%%

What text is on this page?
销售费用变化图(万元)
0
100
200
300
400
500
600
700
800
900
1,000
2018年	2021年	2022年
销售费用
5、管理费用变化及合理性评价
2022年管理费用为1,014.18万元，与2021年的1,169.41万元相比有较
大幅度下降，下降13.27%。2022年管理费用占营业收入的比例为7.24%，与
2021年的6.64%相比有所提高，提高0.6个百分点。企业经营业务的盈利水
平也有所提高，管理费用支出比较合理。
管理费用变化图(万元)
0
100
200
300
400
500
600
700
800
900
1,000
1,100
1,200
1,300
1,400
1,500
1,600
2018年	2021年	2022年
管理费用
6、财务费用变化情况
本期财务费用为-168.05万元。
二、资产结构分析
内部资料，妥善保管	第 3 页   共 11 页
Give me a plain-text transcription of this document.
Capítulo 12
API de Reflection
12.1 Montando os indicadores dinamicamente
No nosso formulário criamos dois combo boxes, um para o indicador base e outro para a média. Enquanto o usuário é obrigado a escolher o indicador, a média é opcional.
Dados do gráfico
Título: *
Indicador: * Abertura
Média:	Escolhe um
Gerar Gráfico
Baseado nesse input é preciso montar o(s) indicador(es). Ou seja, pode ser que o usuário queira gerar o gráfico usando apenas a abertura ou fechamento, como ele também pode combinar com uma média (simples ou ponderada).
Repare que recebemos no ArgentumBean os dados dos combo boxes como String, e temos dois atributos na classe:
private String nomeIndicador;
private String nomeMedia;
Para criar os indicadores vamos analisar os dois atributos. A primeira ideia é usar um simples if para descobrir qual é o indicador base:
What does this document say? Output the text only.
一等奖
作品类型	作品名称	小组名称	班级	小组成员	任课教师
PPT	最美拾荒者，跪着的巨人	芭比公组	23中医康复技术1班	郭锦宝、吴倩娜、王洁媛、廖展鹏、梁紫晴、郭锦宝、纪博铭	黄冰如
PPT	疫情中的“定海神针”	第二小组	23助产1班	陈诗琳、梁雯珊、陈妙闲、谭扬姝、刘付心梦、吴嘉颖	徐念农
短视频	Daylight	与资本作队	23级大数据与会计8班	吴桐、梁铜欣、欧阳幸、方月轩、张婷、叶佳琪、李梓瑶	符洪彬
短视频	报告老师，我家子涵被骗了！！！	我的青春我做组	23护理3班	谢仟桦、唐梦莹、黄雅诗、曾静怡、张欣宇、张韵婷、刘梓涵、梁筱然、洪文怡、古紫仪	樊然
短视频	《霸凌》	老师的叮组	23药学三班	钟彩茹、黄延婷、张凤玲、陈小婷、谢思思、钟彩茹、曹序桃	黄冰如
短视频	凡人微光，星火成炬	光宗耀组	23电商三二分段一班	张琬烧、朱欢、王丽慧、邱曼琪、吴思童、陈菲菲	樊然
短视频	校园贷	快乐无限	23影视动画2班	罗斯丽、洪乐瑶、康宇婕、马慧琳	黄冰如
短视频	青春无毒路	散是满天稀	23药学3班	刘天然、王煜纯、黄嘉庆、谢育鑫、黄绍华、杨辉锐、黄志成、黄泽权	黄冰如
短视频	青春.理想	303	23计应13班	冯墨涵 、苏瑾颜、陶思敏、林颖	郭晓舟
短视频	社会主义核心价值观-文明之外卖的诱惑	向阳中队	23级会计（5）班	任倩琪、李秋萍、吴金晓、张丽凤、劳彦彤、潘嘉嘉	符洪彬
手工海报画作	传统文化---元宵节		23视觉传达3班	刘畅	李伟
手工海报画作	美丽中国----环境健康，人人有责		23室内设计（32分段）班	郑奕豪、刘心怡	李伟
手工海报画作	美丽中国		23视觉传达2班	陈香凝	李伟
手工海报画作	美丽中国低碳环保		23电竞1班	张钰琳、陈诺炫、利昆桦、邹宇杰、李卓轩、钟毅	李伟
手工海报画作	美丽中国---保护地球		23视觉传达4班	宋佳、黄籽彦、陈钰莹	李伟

%%

> **Task**
Could you give again exactly the lines from the line containing "What does this" through the final line of the data above, and no others?

> **Written response**
What does this document say? Output the text only.
一等奖
作品类型	作品名称	小组名称	班级	小组成员	任课教师
PPT	最美拾荒者，跪着的巨人	芭比公组	23中医康复技术1班	郭锦宝、吴倩娜、王洁媛、廖展鹏、梁紫晴、郭锦宝、纪博铭	黄冰如
PPT	疫情中的“定海神针”	第二小组	23助产1班	陈诗琳、梁雯珊、陈妙闲、谭扬姝、刘付心梦、吴嘉颖	徐念农
短视频	Daylight	与资本作队	23级大数据与会计8班	吴桐、梁铜欣、欧阳幸、方月轩、张婷、叶佳琪、李梓瑶	符洪彬
短视频	报告老师，我家子涵被骗了！！！	我的青春我做组	23护理3班	谢仟桦、唐梦莹、黄雅诗、曾静怡、张欣宇、张韵婷、刘梓涵、梁筱然、洪文怡、古紫仪	樊然
短视频	《霸凌》	老师的叮组	23药学三班	钟彩茹、黄延婷、张凤玲、陈小婷、谢思思、钟彩茹、曹序桃	黄冰如
短视频	凡人微光，星火成炬	光宗耀组	23电商三二分段一班	张琬烧、朱欢、王丽慧、邱曼琪、吴思童、陈菲菲	樊然
短视频	校园贷	快乐无限	23影视动画2班	罗斯丽、洪乐瑶、康宇婕、马慧琳	黄冰如
短视频	青春无毒路	散是满天稀	23药学3班	刘天然、王煜纯、黄嘉庆、谢育鑫、黄绍华、杨辉锐、黄志成、黄泽权	黄冰如
短视频	青春.理想	303	23计应13班	冯墨涵 、苏瑾颜、陶思敏、林颖	郭晓舟
短视频	社会主义核心价值观-文明之外卖的诱惑	向阳中队	23级会计（5）班	任倩琪、李秋萍、吴金晓、张丽凤、劳彦彤、潘嘉嘉	符洪彬
手工海报画作	传统文化---元宵节		23视觉传达3班	刘畅	李伟
手工海报画作	美丽中国----环境健康，人人有责		23室内设计（32分段）班	郑奕豪、刘心怡	李伟
手工海报画作	美丽中国		23视觉传达2班	陈香凝	李伟
手工海报画作	美丽中国低碳环保		23电竞1班	张钰琳、陈诺炫、利昆桦、邹宇杰、李卓轩、钟毅	李伟
手工海报画作	美丽中国---保护地球		23视觉传达4班	宋佳、黄籽彦、陈钰莹	李伟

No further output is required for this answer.